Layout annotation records
--
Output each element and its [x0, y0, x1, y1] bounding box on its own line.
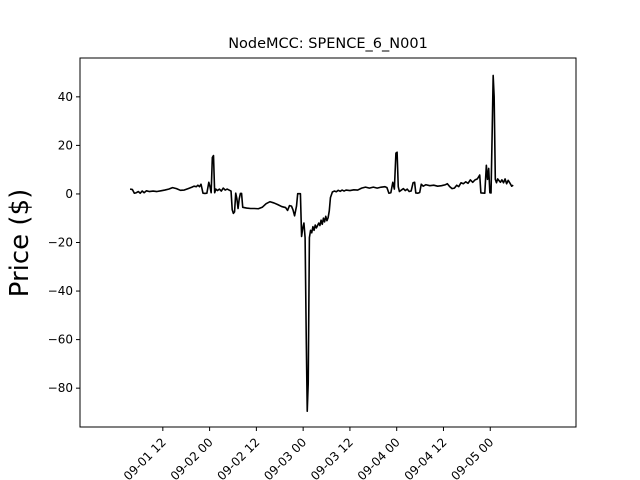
y-tick-label: −20: [48, 236, 73, 250]
y-tick-label: 20: [58, 138, 73, 152]
y-axis-ticks: 40 20 0 −20 −40 −60 −80: [48, 90, 80, 395]
y-tick-label: −80: [48, 381, 73, 395]
y-axis-label: Price ($): [5, 189, 35, 298]
series-line: [129, 74, 514, 413]
y-tick-label: −60: [48, 333, 73, 347]
plot-area-frame: [79, 57, 577, 428]
y-tick-label: −40: [48, 284, 73, 298]
chart-title: NodeMCC: SPENCE_6_N001: [228, 36, 428, 52]
series-layer: [129, 74, 514, 413]
y-tick-label: 40: [58, 90, 73, 104]
y-tick-label: 0: [65, 187, 73, 201]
--
What you have to do
Find each line in the items above that contains the string "label" and copy those lines. Case counts.

The result
y-tick-label: −20: [48, 236, 73, 250]
y-tick-label: 20: [58, 138, 73, 152]
y-tick-label: −80: [48, 381, 73, 395]
y-axis-label: Price ($): [5, 189, 35, 298]
y-tick-label: −60: [48, 333, 73, 347]
y-tick-label: −40: [48, 284, 73, 298]
y-tick-label: 40: [58, 90, 73, 104]
y-tick-label: 0: [65, 187, 73, 201]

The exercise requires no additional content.